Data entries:
————————

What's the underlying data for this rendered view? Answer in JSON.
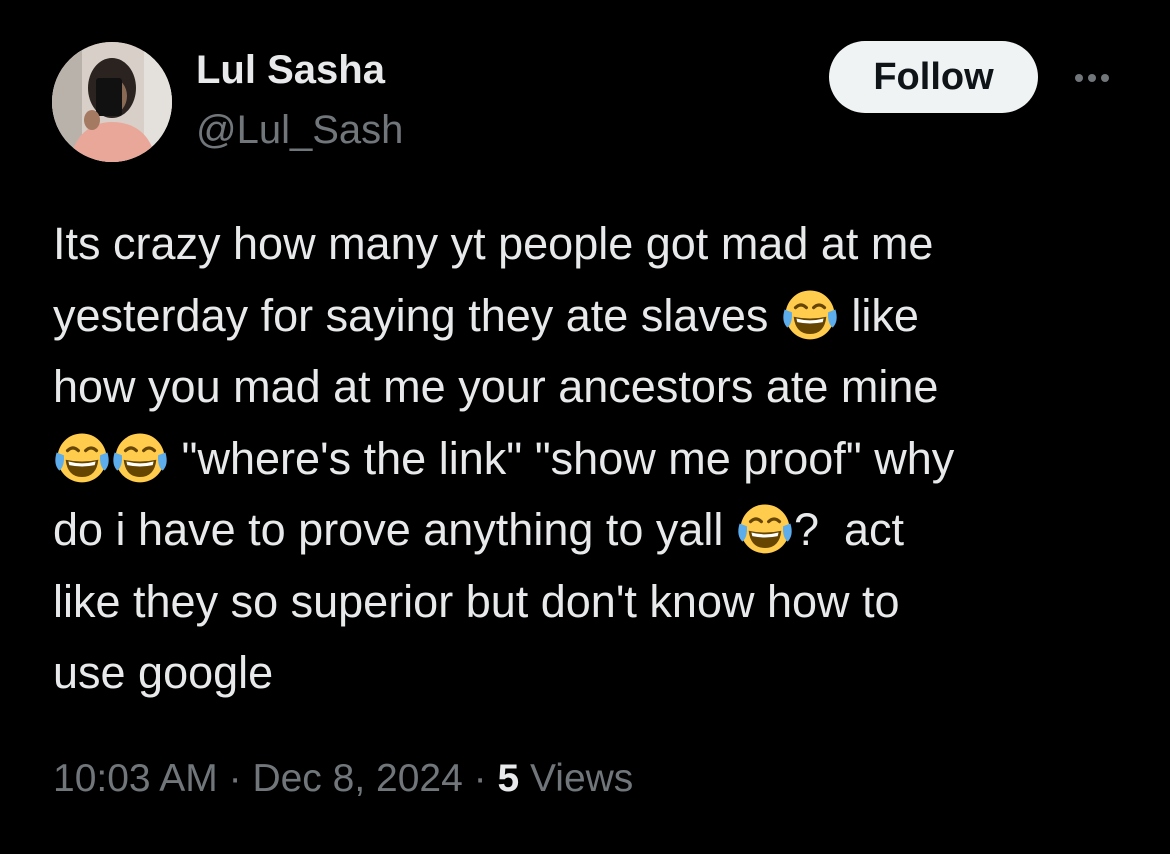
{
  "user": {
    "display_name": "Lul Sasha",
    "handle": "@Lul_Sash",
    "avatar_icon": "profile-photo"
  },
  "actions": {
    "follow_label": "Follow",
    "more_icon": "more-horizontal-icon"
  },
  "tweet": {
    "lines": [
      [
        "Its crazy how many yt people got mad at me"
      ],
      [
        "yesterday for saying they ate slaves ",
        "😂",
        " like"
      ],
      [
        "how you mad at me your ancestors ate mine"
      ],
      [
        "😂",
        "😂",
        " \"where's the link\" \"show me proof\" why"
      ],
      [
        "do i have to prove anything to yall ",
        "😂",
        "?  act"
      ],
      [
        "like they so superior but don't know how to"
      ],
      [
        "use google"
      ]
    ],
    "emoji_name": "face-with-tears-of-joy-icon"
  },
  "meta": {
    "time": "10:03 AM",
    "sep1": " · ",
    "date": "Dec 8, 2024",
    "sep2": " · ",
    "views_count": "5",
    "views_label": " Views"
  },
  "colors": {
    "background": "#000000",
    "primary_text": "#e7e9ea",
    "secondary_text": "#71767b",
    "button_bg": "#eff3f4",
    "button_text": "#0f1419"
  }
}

————————

=== What this task involves ===
Print the whole listing above once more, word for word, without its pictures.

=== Result ===
What's the underlying data for this rendered view? Answer in JSON.
{
  "user": {
    "display_name": "Lul Sasha",
    "handle": "@Lul_Sash",
    "avatar_icon": "profile-photo"
  },
  "actions": {
    "follow_label": "Follow",
    "more_icon": "more-horizontal-icon"
  },
  "tweet": {
    "lines": [
      [
        "Its crazy how many yt people got mad at me"
      ],
      [
        "yesterday for saying they ate slaves ",
        "😂",
        " like"
      ],
      [
        "how you mad at me your ancestors ate mine"
      ],
      [
        "😂",
        "😂",
        " \"where's the link\" \"show me proof\" why"
      ],
      [
        "do i have to prove anything to yall ",
        "😂",
        "?  act"
      ],
      [
        "like they so superior but don't know how to"
      ],
      [
        "use google"
      ]
    ],
    "emoji_name": "face-with-tears-of-joy-icon"
  },
  "meta": {
    "time": "10:03 AM",
    "sep1": " · ",
    "date": "Dec 8, 2024",
    "sep2": " · ",
    "views_count": "5",
    "views_label": " Views"
  },
  "colors": {
    "background": "#000000",
    "primary_text": "#e7e9ea",
    "secondary_text": "#71767b",
    "button_bg": "#eff3f4",
    "button_text": "#0f1419"
  }
}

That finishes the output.